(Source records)
#####
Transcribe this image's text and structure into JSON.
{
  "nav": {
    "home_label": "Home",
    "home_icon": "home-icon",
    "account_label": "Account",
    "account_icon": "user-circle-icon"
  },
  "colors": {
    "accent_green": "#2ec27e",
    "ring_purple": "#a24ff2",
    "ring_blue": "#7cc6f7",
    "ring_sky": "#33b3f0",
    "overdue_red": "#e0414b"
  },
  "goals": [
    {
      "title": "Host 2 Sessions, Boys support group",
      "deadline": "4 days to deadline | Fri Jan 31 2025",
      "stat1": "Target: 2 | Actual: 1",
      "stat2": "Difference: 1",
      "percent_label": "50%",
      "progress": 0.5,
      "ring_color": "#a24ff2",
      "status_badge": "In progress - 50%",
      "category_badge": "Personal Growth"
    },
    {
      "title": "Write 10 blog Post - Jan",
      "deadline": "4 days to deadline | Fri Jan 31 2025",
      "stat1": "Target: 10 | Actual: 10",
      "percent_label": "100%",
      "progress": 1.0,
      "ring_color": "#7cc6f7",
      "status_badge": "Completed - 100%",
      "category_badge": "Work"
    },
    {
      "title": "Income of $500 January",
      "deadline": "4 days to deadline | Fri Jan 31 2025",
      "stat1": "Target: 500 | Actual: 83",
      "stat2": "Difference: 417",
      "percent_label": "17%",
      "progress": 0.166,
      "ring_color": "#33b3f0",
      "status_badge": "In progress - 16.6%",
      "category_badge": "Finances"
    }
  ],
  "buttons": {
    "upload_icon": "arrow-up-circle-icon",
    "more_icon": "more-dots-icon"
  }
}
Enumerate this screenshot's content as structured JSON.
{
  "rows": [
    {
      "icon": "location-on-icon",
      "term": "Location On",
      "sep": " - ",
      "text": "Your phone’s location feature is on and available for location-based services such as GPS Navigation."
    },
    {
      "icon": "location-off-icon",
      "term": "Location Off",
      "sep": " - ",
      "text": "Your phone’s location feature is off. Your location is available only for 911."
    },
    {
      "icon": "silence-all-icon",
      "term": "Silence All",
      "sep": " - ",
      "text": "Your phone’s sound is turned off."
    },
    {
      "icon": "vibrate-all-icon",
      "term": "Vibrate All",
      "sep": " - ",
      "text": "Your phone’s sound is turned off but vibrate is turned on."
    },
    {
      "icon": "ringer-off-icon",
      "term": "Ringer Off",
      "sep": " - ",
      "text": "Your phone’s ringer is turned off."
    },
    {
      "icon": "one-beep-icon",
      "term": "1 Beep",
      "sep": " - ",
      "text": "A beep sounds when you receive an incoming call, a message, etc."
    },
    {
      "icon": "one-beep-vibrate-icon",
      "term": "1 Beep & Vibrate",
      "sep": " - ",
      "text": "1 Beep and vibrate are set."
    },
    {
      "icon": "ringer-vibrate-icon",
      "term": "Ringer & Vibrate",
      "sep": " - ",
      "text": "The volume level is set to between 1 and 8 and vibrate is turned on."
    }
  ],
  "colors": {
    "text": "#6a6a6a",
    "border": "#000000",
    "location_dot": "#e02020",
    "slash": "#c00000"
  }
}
#####
**Given instruction**
Copy out each line that contains the word "progress".

**Result of the task**
      "progress": 0.5,
      "status_badge": "In progress - 50%",
      "progress": 1.0,
      "progress": 0.166,
      "status_badge": "In progress - 16.6%",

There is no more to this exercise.